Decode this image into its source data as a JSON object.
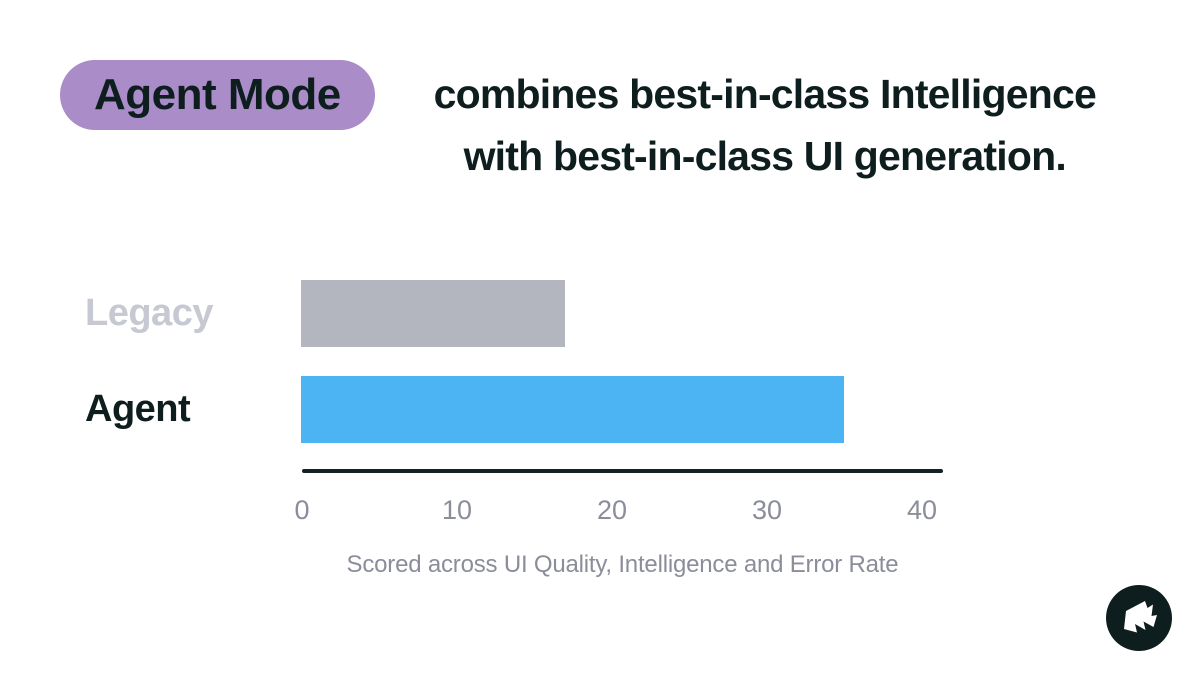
{
  "header": {
    "badge": "Agent Mode",
    "title_line1": "combines best-in-class Intelligence",
    "title_line2": "with best-in-class UI generation."
  },
  "chart_data": {
    "type": "bar",
    "orientation": "horizontal",
    "categories": [
      "Legacy",
      "Agent"
    ],
    "values": [
      17,
      35
    ],
    "xlim": [
      0,
      40
    ],
    "ticks": [
      0,
      10,
      20,
      30,
      40
    ],
    "caption": "Scored across UI Quality, Intelligence and Error Rate",
    "bar_colors": [
      "#b4b6bf",
      "#4db4f4"
    ],
    "label_colors": [
      "#c6c8d2",
      "#0e1e1e"
    ],
    "grid": false,
    "legend": false
  },
  "colors": {
    "background": "#ffffff",
    "badge_bg": "#a98cc8",
    "text_dark": "#0e1e1e",
    "muted_gray": "#8b8e9a",
    "axis": "#122226",
    "logo": "#0e1e1e"
  }
}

◆ ◆ ◆ ◆

> [What is required] Leave the pictures out, and transcribe each of the records exactly.

> [Solution to the exercise]
Decode this image into its source data as a JSON object.
{
  "header": {
    "badge": "Agent Mode",
    "title_line1": "combines best-in-class Intelligence",
    "title_line2": "with best-in-class UI generation."
  },
  "chart_data": {
    "type": "bar",
    "orientation": "horizontal",
    "categories": [
      "Legacy",
      "Agent"
    ],
    "values": [
      17,
      35
    ],
    "xlim": [
      0,
      40
    ],
    "ticks": [
      0,
      10,
      20,
      30,
      40
    ],
    "caption": "Scored across UI Quality, Intelligence and Error Rate",
    "bar_colors": [
      "#b4b6bf",
      "#4db4f4"
    ],
    "label_colors": [
      "#c6c8d2",
      "#0e1e1e"
    ],
    "grid": false,
    "legend": false
  },
  "colors": {
    "background": "#ffffff",
    "badge_bg": "#a98cc8",
    "text_dark": "#0e1e1e",
    "muted_gray": "#8b8e9a",
    "axis": "#122226",
    "logo": "#0e1e1e"
  }
}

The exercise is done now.